[Raw data]
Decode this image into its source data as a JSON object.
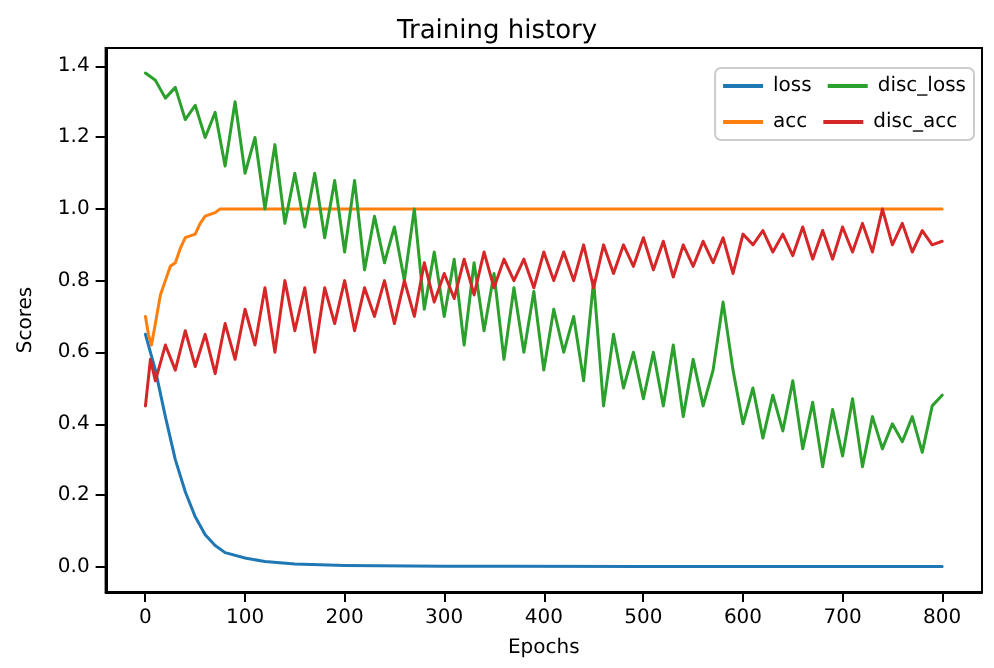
{
  "chart_data": {
    "type": "line",
    "title": "Training history",
    "xlabel": "Epochs",
    "ylabel": "Scores",
    "xlim": [
      -40,
      840
    ],
    "ylim": [
      -0.07,
      1.45
    ],
    "xticks": [
      0,
      100,
      200,
      300,
      400,
      500,
      600,
      700,
      800
    ],
    "yticks": [
      {
        "value": 0,
        "label": "0.0"
      },
      0.2,
      0.4,
      0.6,
      0.8,
      {
        "value": 1,
        "label": "1.0"
      },
      1.2,
      1.4
    ],
    "grid": false,
    "legend": "top right",
    "marker": "none",
    "line_style": "solid",
    "series": [
      {
        "name": "loss",
        "color": "#1f77b4",
        "x": [
          0,
          10,
          20,
          30,
          40,
          50,
          60,
          70,
          80,
          100,
          120,
          150,
          200,
          300,
          500,
          800
        ],
        "values": [
          0.65,
          0.55,
          0.42,
          0.3,
          0.21,
          0.14,
          0.09,
          0.06,
          0.04,
          0.025,
          0.015,
          0.008,
          0.004,
          0.002,
          0.001,
          0.001
        ]
      },
      {
        "name": "acc",
        "color": "#ff7f0e",
        "x": [
          0,
          3,
          6,
          10,
          15,
          20,
          25,
          30,
          35,
          40,
          50,
          55,
          60,
          70,
          75,
          800
        ],
        "values": [
          0.7,
          0.65,
          0.62,
          0.68,
          0.76,
          0.8,
          0.84,
          0.85,
          0.89,
          0.92,
          0.93,
          0.96,
          0.98,
          0.99,
          1.0,
          1.0
        ]
      },
      {
        "name": "disc_loss",
        "color": "#2ca02c",
        "x": [
          0,
          10,
          20,
          30,
          40,
          50,
          60,
          70,
          80,
          90,
          100,
          110,
          120,
          130,
          140,
          150,
          160,
          170,
          180,
          190,
          200,
          210,
          220,
          230,
          240,
          250,
          260,
          270,
          280,
          290,
          300,
          310,
          320,
          330,
          340,
          350,
          360,
          370,
          380,
          390,
          400,
          410,
          420,
          430,
          440,
          450,
          460,
          470,
          480,
          490,
          500,
          510,
          520,
          530,
          540,
          550,
          560,
          570,
          580,
          590,
          600,
          610,
          620,
          630,
          640,
          650,
          660,
          670,
          680,
          690,
          700,
          710,
          720,
          730,
          740,
          750,
          760,
          770,
          780,
          790,
          800
        ],
        "values": [
          1.38,
          1.36,
          1.31,
          1.34,
          1.25,
          1.29,
          1.2,
          1.27,
          1.12,
          1.3,
          1.1,
          1.2,
          1.0,
          1.18,
          0.96,
          1.1,
          0.95,
          1.1,
          0.92,
          1.08,
          0.88,
          1.08,
          0.83,
          0.98,
          0.85,
          0.95,
          0.8,
          1.0,
          0.72,
          0.88,
          0.7,
          0.86,
          0.62,
          0.85,
          0.66,
          0.82,
          0.58,
          0.78,
          0.6,
          0.77,
          0.55,
          0.72,
          0.6,
          0.7,
          0.52,
          0.8,
          0.45,
          0.65,
          0.5,
          0.6,
          0.47,
          0.6,
          0.45,
          0.62,
          0.42,
          0.58,
          0.45,
          0.55,
          0.74,
          0.55,
          0.4,
          0.5,
          0.36,
          0.48,
          0.38,
          0.52,
          0.33,
          0.46,
          0.28,
          0.44,
          0.31,
          0.47,
          0.28,
          0.42,
          0.33,
          0.4,
          0.35,
          0.42,
          0.32,
          0.45,
          0.48
        ]
      },
      {
        "name": "disc_acc",
        "color": "#d62728",
        "x": [
          0,
          5,
          10,
          20,
          30,
          40,
          50,
          60,
          70,
          80,
          90,
          100,
          110,
          120,
          130,
          140,
          150,
          160,
          170,
          180,
          190,
          200,
          210,
          220,
          230,
          240,
          250,
          260,
          270,
          280,
          290,
          300,
          310,
          320,
          330,
          340,
          350,
          360,
          370,
          380,
          390,
          400,
          410,
          420,
          430,
          440,
          450,
          460,
          470,
          480,
          490,
          500,
          510,
          520,
          530,
          540,
          550,
          560,
          570,
          580,
          590,
          600,
          610,
          620,
          630,
          640,
          650,
          660,
          670,
          680,
          690,
          700,
          710,
          720,
          730,
          740,
          750,
          760,
          770,
          780,
          790,
          800
        ],
        "values": [
          0.45,
          0.58,
          0.52,
          0.62,
          0.55,
          0.66,
          0.56,
          0.65,
          0.54,
          0.68,
          0.58,
          0.72,
          0.62,
          0.78,
          0.6,
          0.8,
          0.66,
          0.78,
          0.6,
          0.78,
          0.68,
          0.8,
          0.66,
          0.78,
          0.7,
          0.8,
          0.68,
          0.8,
          0.7,
          0.85,
          0.74,
          0.82,
          0.75,
          0.86,
          0.76,
          0.88,
          0.78,
          0.86,
          0.8,
          0.86,
          0.78,
          0.88,
          0.8,
          0.88,
          0.8,
          0.9,
          0.78,
          0.9,
          0.82,
          0.9,
          0.84,
          0.92,
          0.83,
          0.91,
          0.81,
          0.9,
          0.84,
          0.91,
          0.85,
          0.92,
          0.82,
          0.93,
          0.9,
          0.94,
          0.88,
          0.93,
          0.87,
          0.95,
          0.86,
          0.94,
          0.86,
          0.95,
          0.88,
          0.96,
          0.88,
          1.0,
          0.9,
          0.96,
          0.88,
          0.94,
          0.9,
          0.91
        ]
      }
    ]
  }
}
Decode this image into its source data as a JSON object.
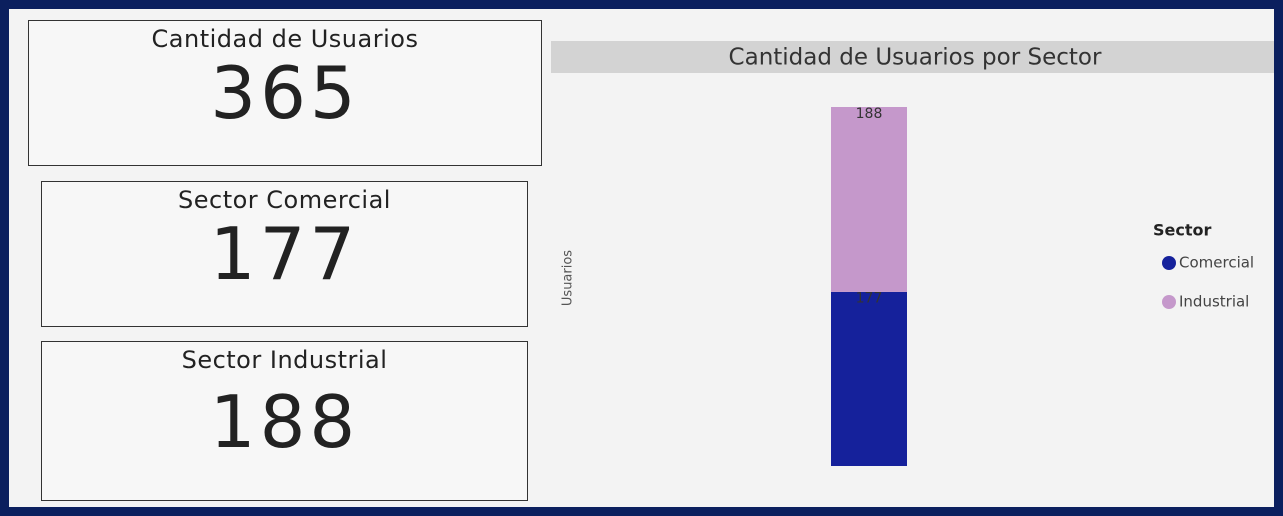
{
  "cards": [
    {
      "title": "Cantidad de Usuarios",
      "value": 365
    },
    {
      "title": "Sector Comercial",
      "value": 177
    },
    {
      "title": "Sector Industrial",
      "value": 188
    }
  ],
  "chart_data": {
    "type": "stacked_bar",
    "title": "Cantidad de Usuarios por Sector",
    "y_label": "Usuarios",
    "categories": [
      null
    ],
    "ylim": [
      0,
      365
    ],
    "legend_title": "Sector",
    "legend": "right",
    "series": [
      {
        "name": "Comercial",
        "color": "#15219b",
        "values": [
          177
        ]
      },
      {
        "name": "Industrial",
        "color": "#c598cb",
        "values": [
          188
        ]
      }
    ]
  }
}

[Instruction] Count up every line above that has the word "Sector" in it; answer with the number alone.

[Response to this task] 4